■ To do: Collect every line in the records below that contains the word "Labor".

■ Record set:
--- Start ---

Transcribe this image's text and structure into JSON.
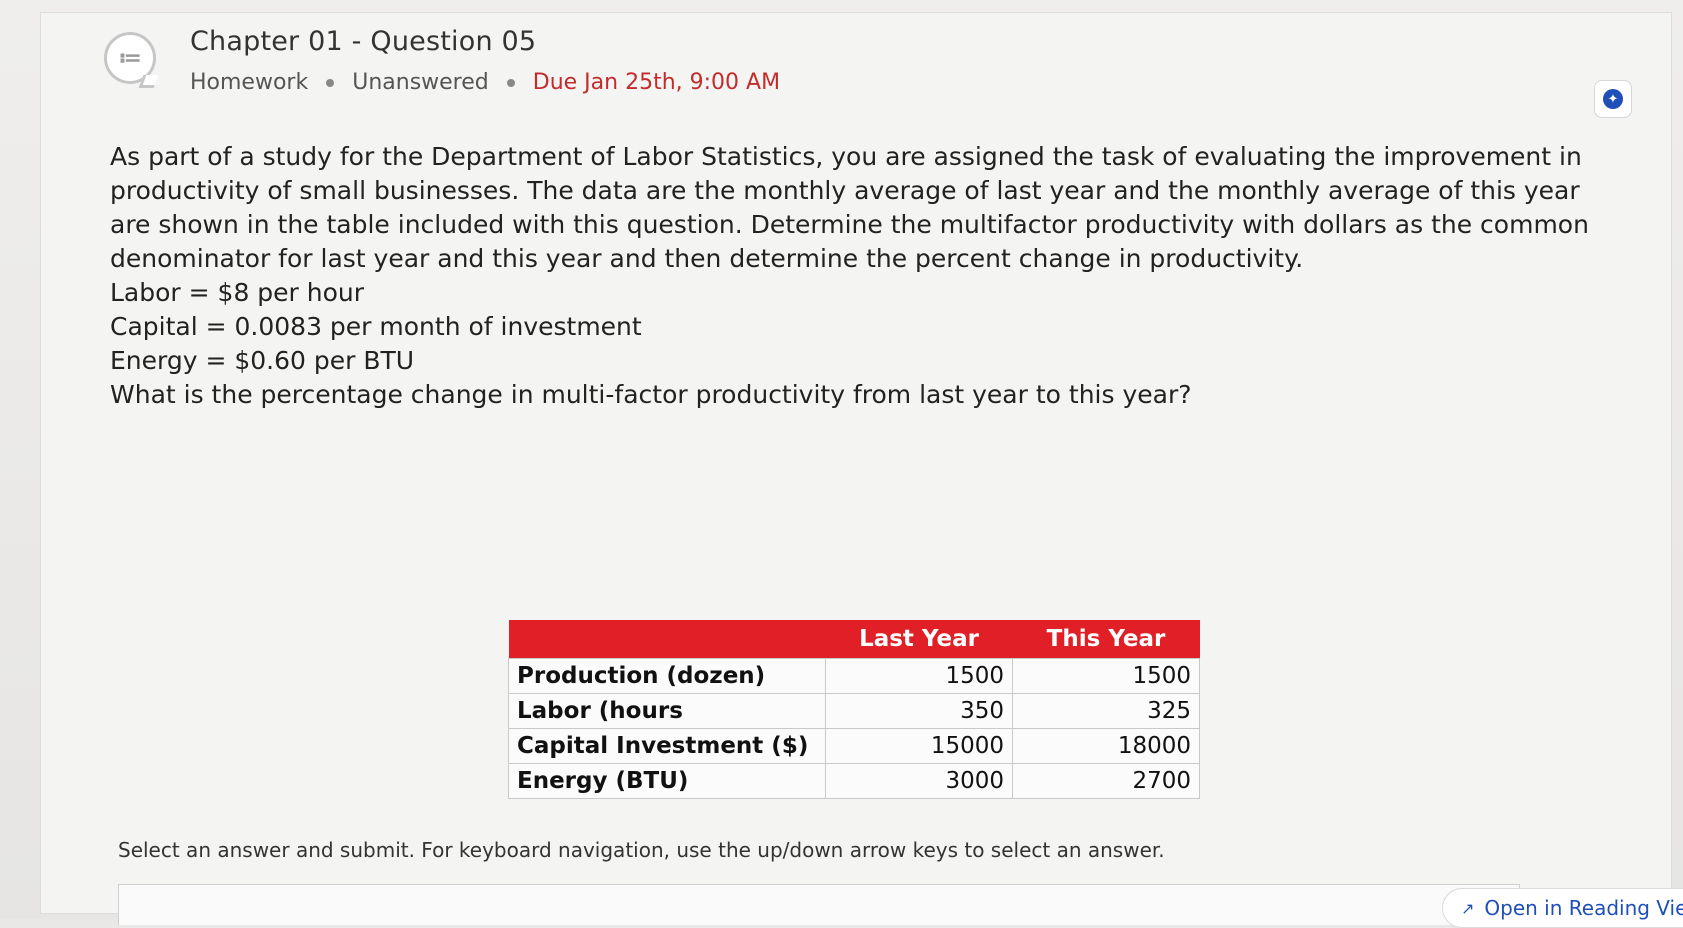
{
  "header": {
    "title": "Chapter 01 - Question 05",
    "type": "Homework",
    "status": "Unanswered",
    "due": "Due Jan 25th, 9:00 AM"
  },
  "question": {
    "paragraph": "As part of a study for the Department of Labor Statistics, you are assigned the task of evaluating the improvement in productivity of small businesses. The data are the monthly average of last year and the monthly average of this year are shown in the table included with this question.  Determine the multifactor productivity with dollars as the common denominator for last year and this year and then determine the percent change in productivity.",
    "rates": [
      "Labor = $8 per hour",
      "Capital = 0.0083 per month of investment",
      "Energy = $0.60 per BTU"
    ],
    "prompt": "What is the percentage change in multi-factor productivity from last year to this year?"
  },
  "table": {
    "headers": [
      "",
      "Last Year",
      "This Year"
    ],
    "rows": [
      {
        "label": "Production (dozen)",
        "last": "1500",
        "this": "1500"
      },
      {
        "label": "Labor (hours",
        "last": "350",
        "this": "325"
      },
      {
        "label": "Capital Investment ($)",
        "last": "15000",
        "this": "18000"
      },
      {
        "label": "Energy (BTU)",
        "last": "3000",
        "this": "2700"
      }
    ]
  },
  "footer": {
    "instruction": "Select an answer and submit. For keyboard navigation, use the up/down arrow keys to select an answer.",
    "reading_view": "Open in Reading Vie"
  },
  "colors": {
    "table_header": "#e11f26",
    "due_text": "#c32c2c",
    "accent": "#1f4fb8"
  },
  "icons": {
    "question_icon": "chat-list-icon",
    "bookmark_icon": "bookmark-icon",
    "reading_view_icon": "external-arrow-icon"
  }
}
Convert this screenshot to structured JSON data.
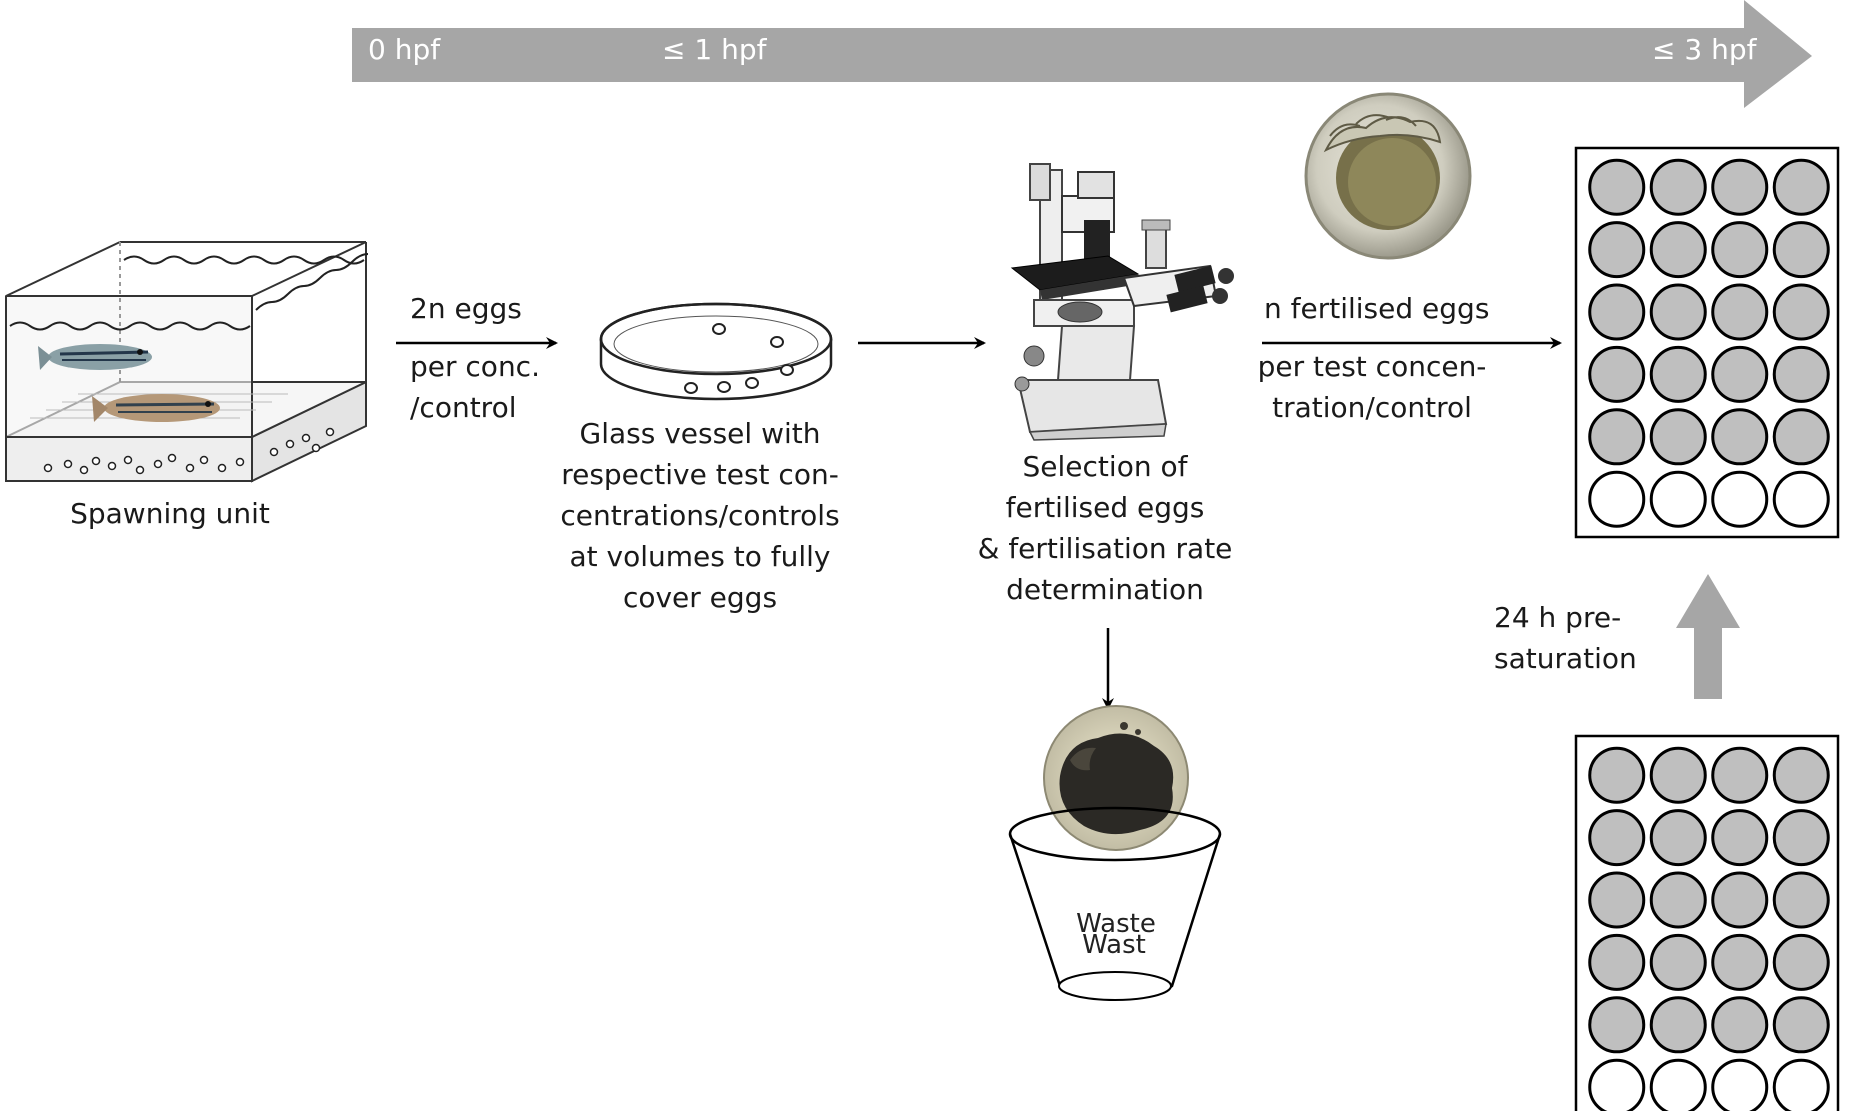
{
  "timeline": {
    "labels": [
      "0 hpf",
      "≤ 1 hpf",
      "≤ 3 hpf"
    ],
    "color": "#a6a6a6"
  },
  "labels": {
    "spawning_unit": "Spawning unit",
    "arrow1_top": "2n eggs",
    "arrow1_bottom": [
      "per conc.",
      "/control"
    ],
    "glass_vessel": [
      "Glass vessel with",
      "respective test con-",
      "centrations/controls",
      "at volumes to fully",
      "cover eggs"
    ],
    "selection": [
      "Selection of",
      "fertilised eggs",
      "& fertilisation rate",
      "determination"
    ],
    "arrow3_top": "n fertilised eggs",
    "arrow3_bottom": [
      "per test concen-",
      "tration/control"
    ],
    "presaturation": [
      "24 h pre-",
      "saturation"
    ],
    "waste_lines": [
      "Waste",
      "Wast"
    ]
  },
  "plates": {
    "rows": 6,
    "cols": 4,
    "filled_rows": 5,
    "fill_color": "#bfbfbf",
    "empty_color": "#ffffff"
  },
  "colors": {
    "arrow": "#000000",
    "grey_arrow": "#a6a6a6"
  }
}
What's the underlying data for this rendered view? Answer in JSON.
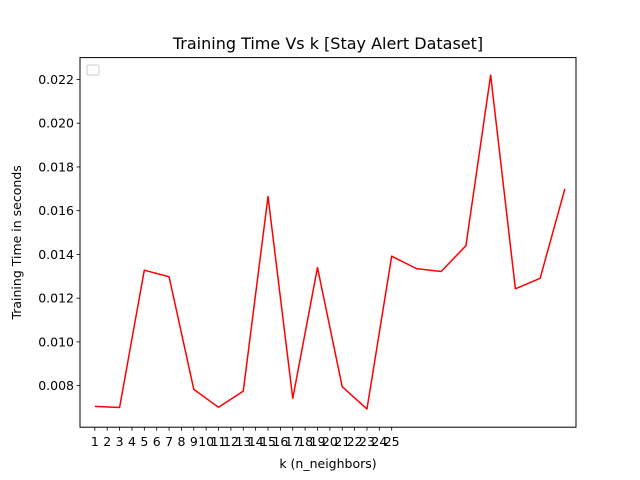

--- End ---

■ Solution for this task:
    "paragraph": "As part of a study for the Department of Labor Statistics, you are assigned the task of evaluating the improvement in productivity of small businesses. The data are the monthly average of last year and the monthly average of this year are shown in the table included with this question.  Determine the multifactor productivity with dollars as the common denominator for last year and this year and then determine the percent change in productivity.",
      "Labor = $8 per hour",
        "label": "Labor (hours",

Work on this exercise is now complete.